• _GOAL OF THE EXERCISE_: Reproduce the lines of the listing without any change, beginning at the line that contains "tooltip-offered-label: Offered —" and stopping after the line that contains "average-color-bar — [1652, 686, 1657, 732]".
╔══
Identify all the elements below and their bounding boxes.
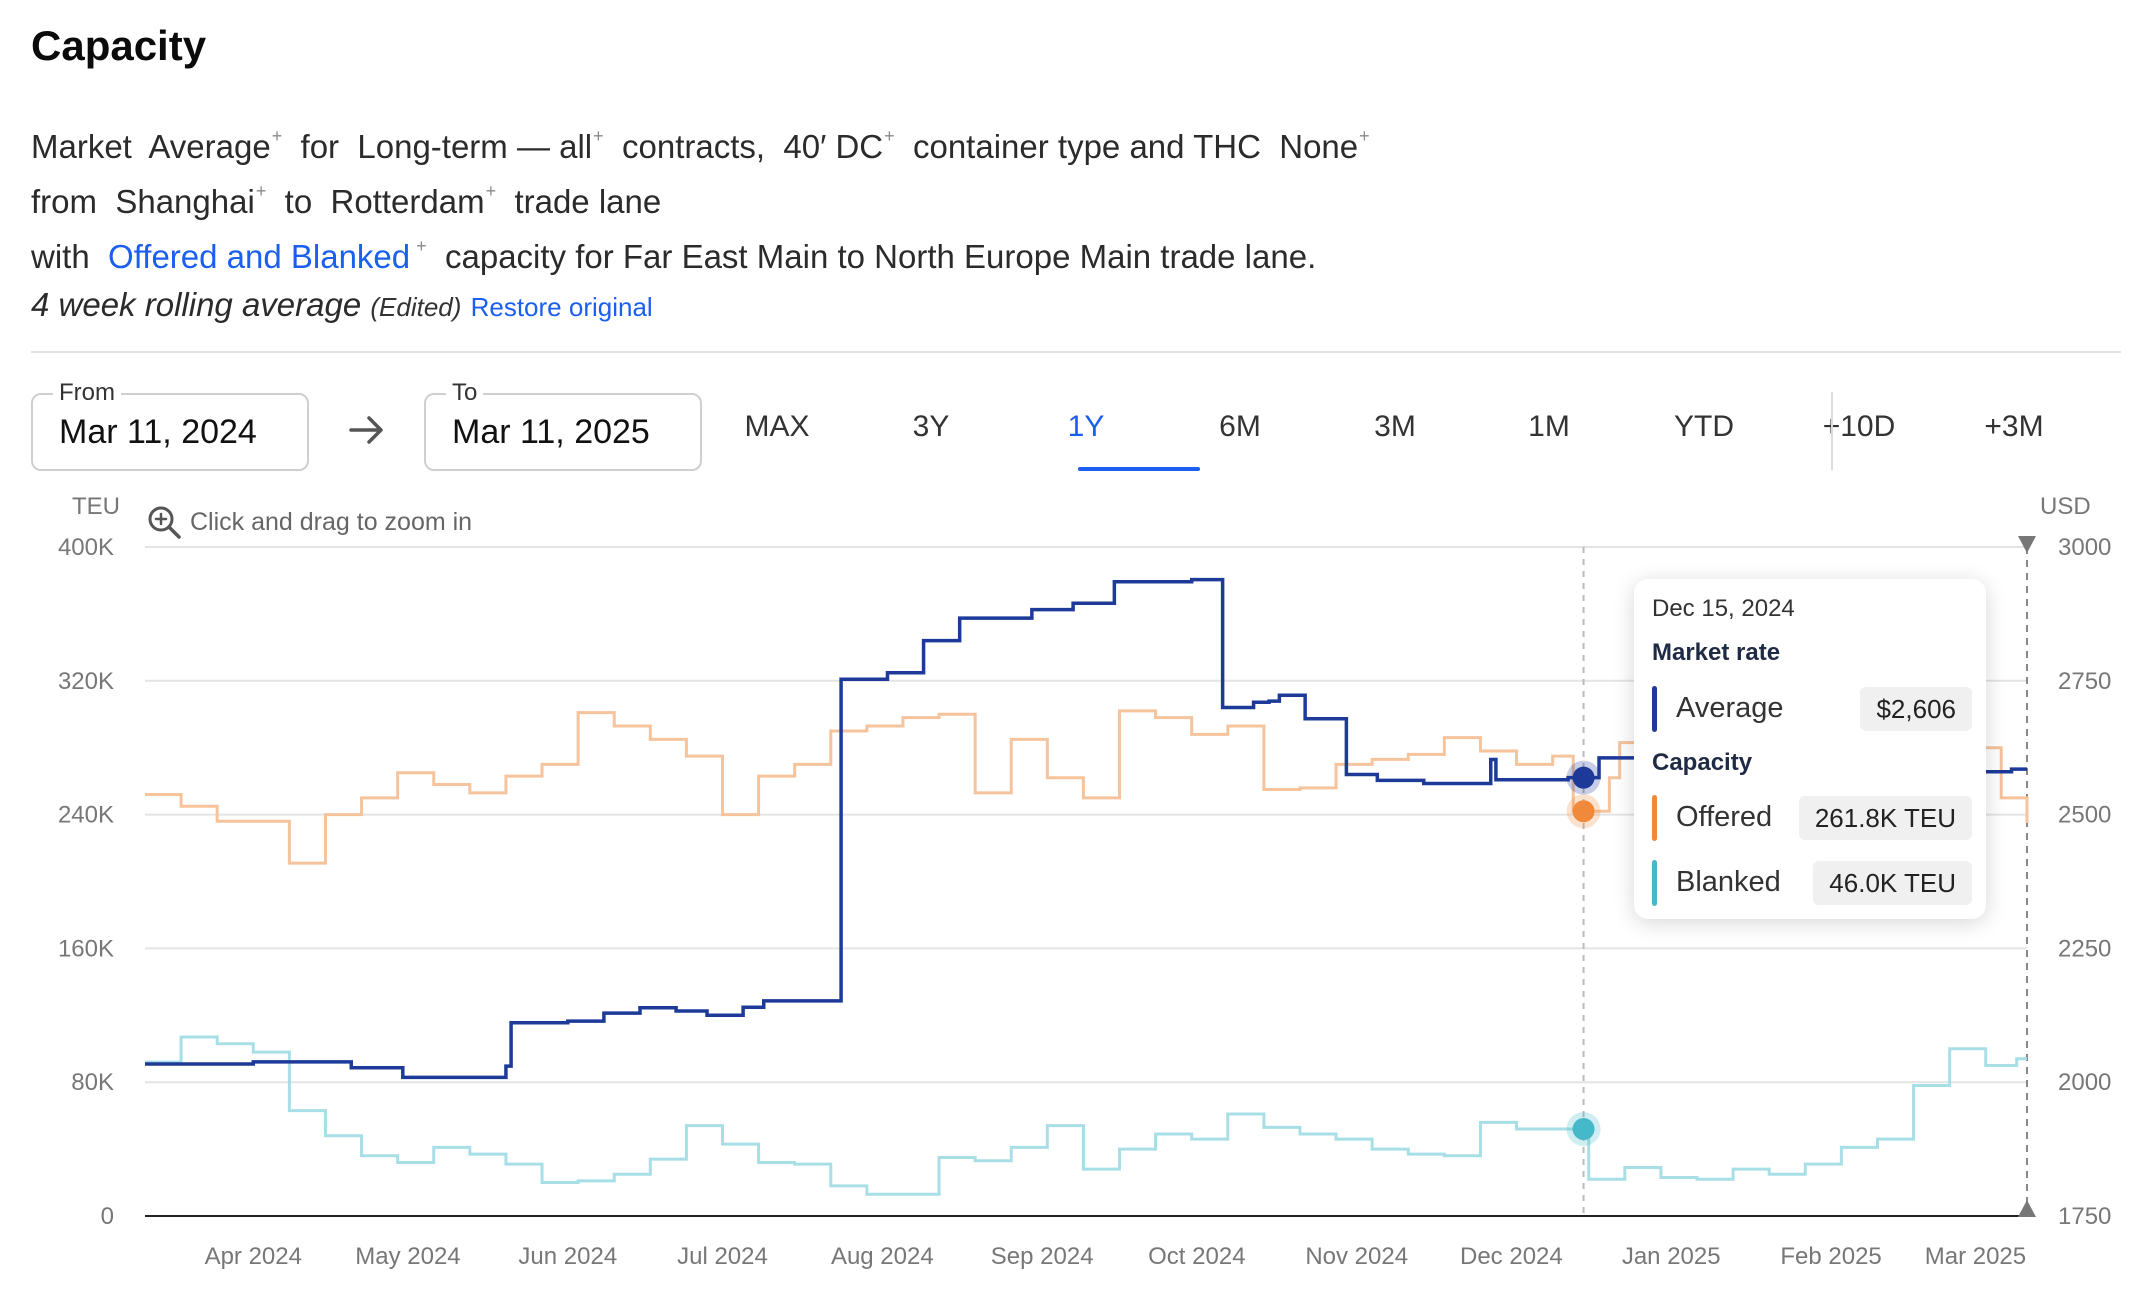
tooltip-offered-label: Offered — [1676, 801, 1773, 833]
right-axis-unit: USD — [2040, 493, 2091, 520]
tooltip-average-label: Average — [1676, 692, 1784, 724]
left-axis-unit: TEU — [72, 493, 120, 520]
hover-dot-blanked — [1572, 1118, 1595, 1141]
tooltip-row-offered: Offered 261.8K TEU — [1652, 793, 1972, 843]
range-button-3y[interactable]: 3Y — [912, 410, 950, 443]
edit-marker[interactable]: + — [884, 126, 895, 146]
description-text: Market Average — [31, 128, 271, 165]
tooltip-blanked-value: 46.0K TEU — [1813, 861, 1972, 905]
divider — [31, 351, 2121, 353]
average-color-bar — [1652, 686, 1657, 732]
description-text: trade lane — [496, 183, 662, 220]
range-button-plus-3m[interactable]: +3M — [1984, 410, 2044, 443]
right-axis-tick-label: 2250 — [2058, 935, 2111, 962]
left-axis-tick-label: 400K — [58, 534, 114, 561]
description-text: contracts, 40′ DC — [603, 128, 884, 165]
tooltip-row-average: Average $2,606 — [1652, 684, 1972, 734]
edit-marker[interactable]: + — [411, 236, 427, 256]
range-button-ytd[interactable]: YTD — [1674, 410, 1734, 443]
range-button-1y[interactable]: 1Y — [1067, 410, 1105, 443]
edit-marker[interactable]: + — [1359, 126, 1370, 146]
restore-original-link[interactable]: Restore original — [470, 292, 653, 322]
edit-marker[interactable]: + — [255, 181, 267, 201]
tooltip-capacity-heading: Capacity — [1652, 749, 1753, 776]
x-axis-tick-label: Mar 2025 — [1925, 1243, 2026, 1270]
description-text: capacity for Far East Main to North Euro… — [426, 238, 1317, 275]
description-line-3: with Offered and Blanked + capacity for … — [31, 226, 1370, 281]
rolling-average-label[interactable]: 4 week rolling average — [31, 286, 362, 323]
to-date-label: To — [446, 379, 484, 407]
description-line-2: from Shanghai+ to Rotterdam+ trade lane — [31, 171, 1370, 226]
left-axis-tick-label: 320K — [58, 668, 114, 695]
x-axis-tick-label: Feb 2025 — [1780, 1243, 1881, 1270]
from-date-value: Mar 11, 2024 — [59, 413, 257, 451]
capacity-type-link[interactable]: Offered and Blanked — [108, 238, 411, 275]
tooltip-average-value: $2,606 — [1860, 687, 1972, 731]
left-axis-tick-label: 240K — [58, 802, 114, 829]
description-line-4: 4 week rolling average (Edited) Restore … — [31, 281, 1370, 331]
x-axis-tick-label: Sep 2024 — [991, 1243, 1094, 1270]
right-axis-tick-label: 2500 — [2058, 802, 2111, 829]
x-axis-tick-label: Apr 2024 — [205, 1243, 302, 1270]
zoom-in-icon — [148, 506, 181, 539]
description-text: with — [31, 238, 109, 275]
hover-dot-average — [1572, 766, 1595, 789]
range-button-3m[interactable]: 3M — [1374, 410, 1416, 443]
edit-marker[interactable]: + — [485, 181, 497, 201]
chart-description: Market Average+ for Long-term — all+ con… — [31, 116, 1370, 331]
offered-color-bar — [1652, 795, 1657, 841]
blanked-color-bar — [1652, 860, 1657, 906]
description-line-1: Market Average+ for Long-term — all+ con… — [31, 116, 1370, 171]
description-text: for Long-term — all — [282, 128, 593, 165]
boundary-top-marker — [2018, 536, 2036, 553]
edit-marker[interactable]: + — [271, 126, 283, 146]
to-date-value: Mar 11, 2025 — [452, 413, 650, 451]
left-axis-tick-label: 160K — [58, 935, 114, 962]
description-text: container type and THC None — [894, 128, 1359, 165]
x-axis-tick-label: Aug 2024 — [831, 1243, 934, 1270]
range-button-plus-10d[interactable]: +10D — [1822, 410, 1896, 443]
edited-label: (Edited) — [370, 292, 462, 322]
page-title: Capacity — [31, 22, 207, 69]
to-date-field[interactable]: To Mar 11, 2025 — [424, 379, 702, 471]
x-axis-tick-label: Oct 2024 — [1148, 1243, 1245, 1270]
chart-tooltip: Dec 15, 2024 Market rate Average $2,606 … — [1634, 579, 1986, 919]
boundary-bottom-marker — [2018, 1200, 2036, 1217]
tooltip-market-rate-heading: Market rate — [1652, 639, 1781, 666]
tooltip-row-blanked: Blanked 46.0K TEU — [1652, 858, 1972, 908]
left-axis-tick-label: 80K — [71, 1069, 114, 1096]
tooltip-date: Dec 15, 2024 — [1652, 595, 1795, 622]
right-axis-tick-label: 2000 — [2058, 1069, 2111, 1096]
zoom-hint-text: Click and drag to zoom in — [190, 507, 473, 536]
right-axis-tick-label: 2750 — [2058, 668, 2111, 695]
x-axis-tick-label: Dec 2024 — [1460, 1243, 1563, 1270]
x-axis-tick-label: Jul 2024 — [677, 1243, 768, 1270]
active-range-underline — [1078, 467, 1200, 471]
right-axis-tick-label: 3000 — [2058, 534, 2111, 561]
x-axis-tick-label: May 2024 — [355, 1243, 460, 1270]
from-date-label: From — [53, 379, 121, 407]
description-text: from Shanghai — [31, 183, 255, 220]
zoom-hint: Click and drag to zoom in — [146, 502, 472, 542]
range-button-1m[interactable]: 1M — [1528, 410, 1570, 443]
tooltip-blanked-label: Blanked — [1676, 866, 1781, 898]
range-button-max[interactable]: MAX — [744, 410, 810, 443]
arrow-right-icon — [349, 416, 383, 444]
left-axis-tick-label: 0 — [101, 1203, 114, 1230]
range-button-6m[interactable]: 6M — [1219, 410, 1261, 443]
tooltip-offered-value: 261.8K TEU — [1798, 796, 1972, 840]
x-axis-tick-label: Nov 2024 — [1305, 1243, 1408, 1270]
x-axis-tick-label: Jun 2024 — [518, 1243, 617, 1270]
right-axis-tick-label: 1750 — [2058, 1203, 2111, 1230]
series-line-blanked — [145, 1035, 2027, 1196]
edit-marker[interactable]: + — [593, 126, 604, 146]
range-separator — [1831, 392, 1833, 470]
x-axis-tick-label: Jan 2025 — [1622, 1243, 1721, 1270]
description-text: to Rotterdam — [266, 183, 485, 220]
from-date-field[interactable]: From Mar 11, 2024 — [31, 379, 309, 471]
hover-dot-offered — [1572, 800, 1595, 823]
╚══
╔══
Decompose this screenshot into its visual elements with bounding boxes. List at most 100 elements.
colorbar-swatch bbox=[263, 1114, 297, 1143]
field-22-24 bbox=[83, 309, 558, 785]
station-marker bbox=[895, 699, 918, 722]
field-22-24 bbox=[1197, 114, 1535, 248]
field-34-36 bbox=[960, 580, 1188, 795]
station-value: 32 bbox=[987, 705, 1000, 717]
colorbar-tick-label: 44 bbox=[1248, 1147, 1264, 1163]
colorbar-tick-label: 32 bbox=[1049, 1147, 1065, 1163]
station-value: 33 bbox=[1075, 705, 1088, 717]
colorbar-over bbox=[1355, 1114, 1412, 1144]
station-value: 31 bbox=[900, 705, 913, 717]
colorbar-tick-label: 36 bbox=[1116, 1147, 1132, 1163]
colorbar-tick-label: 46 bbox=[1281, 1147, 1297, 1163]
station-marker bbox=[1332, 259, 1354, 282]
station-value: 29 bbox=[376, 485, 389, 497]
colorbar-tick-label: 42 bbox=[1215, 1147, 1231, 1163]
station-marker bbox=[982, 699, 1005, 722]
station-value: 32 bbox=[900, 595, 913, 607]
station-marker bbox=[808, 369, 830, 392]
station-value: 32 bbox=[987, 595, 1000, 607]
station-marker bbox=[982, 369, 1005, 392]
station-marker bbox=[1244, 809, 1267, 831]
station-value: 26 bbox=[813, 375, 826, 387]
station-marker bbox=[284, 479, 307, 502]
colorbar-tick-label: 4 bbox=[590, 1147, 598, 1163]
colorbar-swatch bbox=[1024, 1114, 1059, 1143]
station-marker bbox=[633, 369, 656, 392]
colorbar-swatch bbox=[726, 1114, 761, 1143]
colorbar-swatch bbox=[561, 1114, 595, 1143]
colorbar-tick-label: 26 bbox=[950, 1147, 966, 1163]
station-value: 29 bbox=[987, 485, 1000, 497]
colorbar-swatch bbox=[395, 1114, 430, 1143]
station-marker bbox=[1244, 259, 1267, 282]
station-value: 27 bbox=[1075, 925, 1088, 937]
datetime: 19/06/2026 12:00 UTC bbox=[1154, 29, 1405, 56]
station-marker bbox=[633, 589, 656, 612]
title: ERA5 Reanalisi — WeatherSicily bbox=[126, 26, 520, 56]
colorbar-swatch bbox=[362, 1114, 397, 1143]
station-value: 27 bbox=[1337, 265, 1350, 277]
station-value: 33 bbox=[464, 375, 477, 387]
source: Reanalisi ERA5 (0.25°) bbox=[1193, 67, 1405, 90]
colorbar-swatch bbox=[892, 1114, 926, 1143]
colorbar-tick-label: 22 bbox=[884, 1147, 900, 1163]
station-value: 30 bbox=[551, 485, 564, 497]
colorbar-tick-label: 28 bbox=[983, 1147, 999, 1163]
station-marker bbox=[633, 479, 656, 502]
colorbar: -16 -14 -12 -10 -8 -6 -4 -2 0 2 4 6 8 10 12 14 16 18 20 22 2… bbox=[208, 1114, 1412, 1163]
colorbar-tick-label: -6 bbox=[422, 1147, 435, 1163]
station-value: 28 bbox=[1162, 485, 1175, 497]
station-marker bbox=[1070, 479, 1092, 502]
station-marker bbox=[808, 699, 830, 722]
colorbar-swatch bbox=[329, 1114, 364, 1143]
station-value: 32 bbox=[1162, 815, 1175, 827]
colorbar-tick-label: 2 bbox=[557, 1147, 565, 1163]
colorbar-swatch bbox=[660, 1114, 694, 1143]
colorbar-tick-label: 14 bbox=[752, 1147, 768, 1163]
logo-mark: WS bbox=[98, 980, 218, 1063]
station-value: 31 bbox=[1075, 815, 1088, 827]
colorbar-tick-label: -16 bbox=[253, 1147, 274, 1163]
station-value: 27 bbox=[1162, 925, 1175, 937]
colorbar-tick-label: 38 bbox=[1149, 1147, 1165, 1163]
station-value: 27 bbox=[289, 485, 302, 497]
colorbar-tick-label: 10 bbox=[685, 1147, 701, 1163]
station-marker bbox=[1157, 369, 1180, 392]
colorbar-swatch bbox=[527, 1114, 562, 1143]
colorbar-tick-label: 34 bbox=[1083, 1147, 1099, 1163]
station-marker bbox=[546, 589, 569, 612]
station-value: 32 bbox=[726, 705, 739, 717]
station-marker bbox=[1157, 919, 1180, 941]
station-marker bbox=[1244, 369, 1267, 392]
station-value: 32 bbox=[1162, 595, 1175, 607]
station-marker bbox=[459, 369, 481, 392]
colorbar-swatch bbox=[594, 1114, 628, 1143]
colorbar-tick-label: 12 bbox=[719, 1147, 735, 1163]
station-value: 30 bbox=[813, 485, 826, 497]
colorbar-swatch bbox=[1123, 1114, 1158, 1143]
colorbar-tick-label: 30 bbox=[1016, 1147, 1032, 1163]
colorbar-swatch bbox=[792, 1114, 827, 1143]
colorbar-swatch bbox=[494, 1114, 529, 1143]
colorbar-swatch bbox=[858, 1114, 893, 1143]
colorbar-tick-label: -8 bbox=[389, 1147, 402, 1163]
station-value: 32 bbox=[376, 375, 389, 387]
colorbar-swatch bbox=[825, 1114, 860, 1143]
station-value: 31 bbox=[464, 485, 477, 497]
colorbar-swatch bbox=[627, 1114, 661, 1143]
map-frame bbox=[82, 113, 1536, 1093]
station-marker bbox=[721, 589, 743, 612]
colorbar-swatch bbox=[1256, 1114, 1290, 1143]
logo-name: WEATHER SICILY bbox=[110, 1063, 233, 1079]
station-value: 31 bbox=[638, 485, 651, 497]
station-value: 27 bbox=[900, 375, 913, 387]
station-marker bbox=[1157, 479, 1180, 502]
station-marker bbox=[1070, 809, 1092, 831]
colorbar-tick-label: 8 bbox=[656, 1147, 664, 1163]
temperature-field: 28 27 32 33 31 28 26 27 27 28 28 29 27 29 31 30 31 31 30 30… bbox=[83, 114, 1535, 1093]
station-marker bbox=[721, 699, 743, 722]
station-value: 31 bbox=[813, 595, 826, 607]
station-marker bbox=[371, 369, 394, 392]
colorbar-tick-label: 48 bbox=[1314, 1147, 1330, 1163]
╚══
╔══
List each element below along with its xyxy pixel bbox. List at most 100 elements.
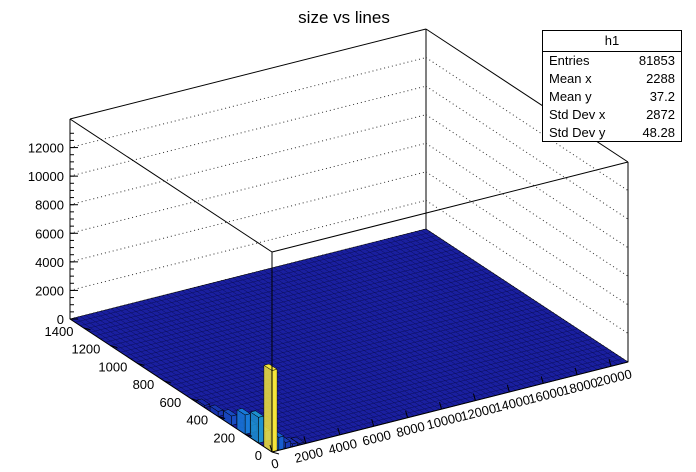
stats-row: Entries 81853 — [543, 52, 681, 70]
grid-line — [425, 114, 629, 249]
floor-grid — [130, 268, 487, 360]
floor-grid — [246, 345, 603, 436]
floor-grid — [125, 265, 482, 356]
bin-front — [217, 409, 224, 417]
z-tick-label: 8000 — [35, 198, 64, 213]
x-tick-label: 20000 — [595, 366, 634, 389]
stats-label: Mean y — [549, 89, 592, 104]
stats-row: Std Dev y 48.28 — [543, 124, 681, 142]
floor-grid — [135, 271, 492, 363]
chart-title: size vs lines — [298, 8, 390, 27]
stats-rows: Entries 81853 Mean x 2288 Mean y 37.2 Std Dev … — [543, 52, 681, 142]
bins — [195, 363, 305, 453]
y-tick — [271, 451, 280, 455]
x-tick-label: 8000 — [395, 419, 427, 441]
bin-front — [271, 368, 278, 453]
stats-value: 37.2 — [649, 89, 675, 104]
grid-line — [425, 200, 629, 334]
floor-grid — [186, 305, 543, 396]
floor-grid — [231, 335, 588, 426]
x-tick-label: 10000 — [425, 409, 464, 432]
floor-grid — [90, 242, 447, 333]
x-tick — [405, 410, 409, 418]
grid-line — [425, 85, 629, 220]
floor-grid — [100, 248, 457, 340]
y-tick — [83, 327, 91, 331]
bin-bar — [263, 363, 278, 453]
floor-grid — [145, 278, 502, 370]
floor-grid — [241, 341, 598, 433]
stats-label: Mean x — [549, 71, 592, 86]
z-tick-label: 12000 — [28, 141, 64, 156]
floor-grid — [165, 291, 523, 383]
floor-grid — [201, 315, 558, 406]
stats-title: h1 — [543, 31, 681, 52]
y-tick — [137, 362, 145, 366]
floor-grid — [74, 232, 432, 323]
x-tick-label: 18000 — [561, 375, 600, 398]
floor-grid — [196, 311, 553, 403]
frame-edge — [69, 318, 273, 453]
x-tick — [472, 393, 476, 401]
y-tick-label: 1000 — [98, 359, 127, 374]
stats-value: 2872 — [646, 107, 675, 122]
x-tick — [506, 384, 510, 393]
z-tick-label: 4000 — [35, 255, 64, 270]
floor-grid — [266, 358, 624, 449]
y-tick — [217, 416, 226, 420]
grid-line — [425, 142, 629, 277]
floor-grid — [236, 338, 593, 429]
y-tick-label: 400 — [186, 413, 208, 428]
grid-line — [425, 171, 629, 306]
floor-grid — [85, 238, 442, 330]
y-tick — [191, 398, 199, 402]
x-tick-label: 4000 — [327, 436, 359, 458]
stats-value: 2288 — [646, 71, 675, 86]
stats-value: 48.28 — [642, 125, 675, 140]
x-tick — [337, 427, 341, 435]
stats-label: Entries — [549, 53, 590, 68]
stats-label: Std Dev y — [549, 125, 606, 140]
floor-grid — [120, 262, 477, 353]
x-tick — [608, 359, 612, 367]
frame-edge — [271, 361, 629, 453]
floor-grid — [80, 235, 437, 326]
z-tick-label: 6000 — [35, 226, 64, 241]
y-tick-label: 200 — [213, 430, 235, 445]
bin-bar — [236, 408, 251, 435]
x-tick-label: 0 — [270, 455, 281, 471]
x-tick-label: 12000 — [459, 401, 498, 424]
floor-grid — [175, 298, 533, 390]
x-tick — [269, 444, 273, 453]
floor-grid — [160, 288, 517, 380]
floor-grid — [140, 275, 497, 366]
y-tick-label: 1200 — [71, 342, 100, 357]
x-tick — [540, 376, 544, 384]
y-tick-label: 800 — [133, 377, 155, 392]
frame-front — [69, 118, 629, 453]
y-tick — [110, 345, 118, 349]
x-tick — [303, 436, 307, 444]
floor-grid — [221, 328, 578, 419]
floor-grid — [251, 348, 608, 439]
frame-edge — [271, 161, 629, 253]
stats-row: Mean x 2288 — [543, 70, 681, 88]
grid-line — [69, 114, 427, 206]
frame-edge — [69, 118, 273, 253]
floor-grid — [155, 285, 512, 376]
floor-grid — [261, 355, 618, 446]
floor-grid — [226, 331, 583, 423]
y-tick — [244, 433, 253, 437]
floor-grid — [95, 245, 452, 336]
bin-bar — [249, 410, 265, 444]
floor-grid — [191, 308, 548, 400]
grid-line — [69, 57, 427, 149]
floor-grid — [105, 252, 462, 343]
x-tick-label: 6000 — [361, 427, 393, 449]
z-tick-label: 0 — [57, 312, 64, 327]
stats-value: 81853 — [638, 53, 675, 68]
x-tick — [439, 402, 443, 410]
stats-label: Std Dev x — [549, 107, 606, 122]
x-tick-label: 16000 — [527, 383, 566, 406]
╚══
• _OUTPUT FOR THIS EXERCISE_:
tooltip-offered-label: Offered — [1676, 801, 1773, 833]
right-axis-unit: USD — [2040, 493, 2091, 520]
tooltip-average-label: Average — [1676, 692, 1784, 724]
left-axis-unit: TEU — [72, 493, 120, 520]
hover-dot-blanked — [1572, 1118, 1595, 1141]
tooltip-row-offered: Offered 261.8K TEU — [1652, 793, 1972, 843]
range-button-3y[interactable]: 3Y — [912, 410, 950, 443]
edit-marker[interactable]: + — [884, 126, 895, 146]
description-text: Market Average — [31, 128, 271, 165]
tooltip-blanked-value: 46.0K TEU — [1813, 861, 1972, 905]
divider — [31, 351, 2121, 353]
average-color-bar — [1652, 686, 1657, 732]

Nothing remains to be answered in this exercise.